* Written problem
Select every line containing the word "Юрьевна" from the material, and copy those lines.

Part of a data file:
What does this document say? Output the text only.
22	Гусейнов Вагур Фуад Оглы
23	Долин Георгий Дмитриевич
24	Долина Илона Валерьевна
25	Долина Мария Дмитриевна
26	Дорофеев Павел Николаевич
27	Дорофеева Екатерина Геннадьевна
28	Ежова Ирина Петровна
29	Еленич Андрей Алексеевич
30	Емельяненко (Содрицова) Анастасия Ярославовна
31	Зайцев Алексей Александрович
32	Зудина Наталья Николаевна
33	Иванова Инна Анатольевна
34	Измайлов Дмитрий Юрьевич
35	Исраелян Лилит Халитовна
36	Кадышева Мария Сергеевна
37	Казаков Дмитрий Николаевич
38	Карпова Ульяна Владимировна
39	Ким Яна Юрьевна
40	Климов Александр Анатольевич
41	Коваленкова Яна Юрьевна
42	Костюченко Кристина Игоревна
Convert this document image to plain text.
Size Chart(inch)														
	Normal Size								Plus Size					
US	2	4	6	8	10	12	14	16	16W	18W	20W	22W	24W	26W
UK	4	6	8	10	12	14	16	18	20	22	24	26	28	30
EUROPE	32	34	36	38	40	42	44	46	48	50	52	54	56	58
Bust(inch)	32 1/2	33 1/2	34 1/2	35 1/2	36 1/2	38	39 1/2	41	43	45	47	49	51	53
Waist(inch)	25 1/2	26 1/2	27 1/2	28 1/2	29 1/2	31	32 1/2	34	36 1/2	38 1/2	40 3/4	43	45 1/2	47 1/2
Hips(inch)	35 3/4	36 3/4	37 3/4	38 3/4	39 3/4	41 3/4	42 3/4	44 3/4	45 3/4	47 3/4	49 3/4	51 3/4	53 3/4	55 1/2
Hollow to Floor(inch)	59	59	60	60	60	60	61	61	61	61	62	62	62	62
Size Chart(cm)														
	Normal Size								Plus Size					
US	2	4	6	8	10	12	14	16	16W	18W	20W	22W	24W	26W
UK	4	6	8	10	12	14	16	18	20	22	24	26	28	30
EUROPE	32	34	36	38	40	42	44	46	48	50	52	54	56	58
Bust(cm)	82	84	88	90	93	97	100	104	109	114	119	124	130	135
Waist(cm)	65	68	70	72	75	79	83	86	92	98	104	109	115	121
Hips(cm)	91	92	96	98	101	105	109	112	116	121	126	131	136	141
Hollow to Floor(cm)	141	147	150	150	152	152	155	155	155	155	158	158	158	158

* Answer for the task
39	Ким Яна Юрьевна
41	Коваленкова Яна Юрьевна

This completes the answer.